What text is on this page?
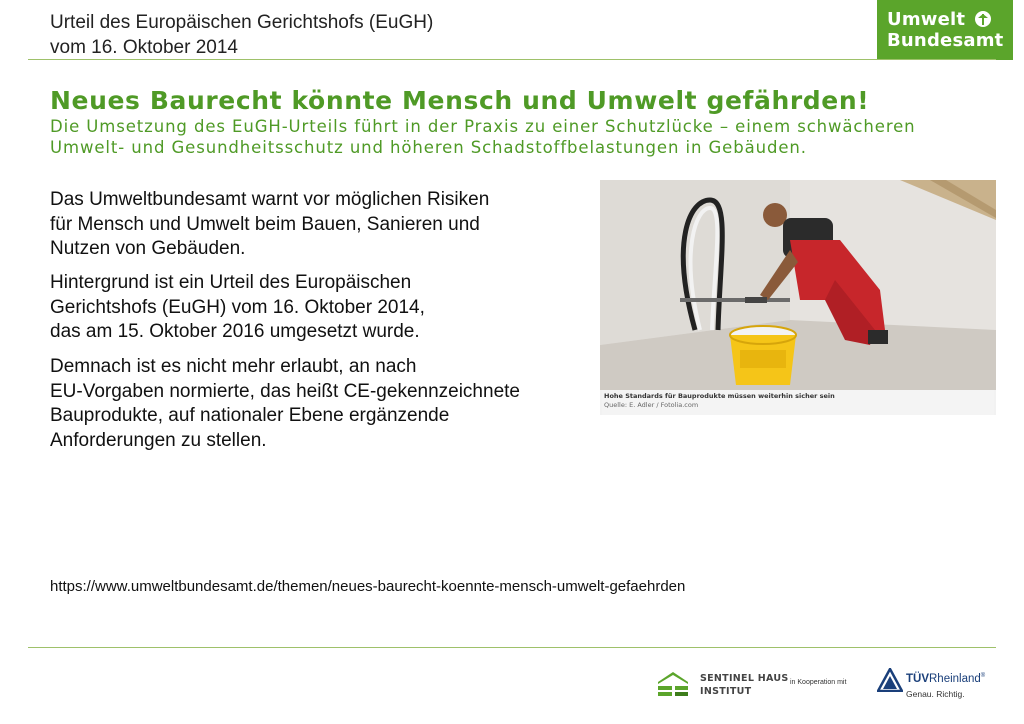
Urteil des Europäischen Gerichtshofs (EuGH)
vom 16. Oktober 2014
Umwelt
Bundesamt
Neues Baurecht könnte Mensch und Umwelt gefährden!
Die Umsetzung des EuGH-Urteils führt in der Praxis zu einer Schutzlücke – einem schwächeren
Umwelt- und Gesundheitsschutz und höheren Schadstoffbelastungen in Gebäuden.
Das Umweltbundesamt warnt vor möglichen Risiken
für Mensch und Umwelt beim Bauen, Sanieren und
Nutzen von Gebäuden.
Hintergrund ist ein Urteil des Europäischen
Gerichtshofs (EuGH) vom 16. Oktober 2014,
das am 15. Oktober 2016 umgesetzt wurde.
Demnach ist es nicht mehr erlaubt, an nach
EU-Vorgaben normierte, das heißt CE-gekennzeichnete
Bauprodukte, auf nationaler Ebene ergänzende
Anforderungen zu stellen.
Hohe Standards für Bauprodukte müssen weiterhin sicher sein
Quelle: E. Adler / Fotolia.com
https://www.umweltbundesamt.de/themen/neues-baurecht-koennte-mensch-umwelt-gefaehrden
SENTINEL HAUS
INSTITUT
in Kooperation mit	TÜVRheinland®
Genau. Richtig.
---+---
• _Direction_: Select every line of the material above holding the word "Oktober" and copy it.

• _Task result_:
vom 16. Oktober 2014
Gerichtshofs (EuGH) vom 16. Oktober 2014,
das am 15. Oktober 2016 umgesetzt wurde.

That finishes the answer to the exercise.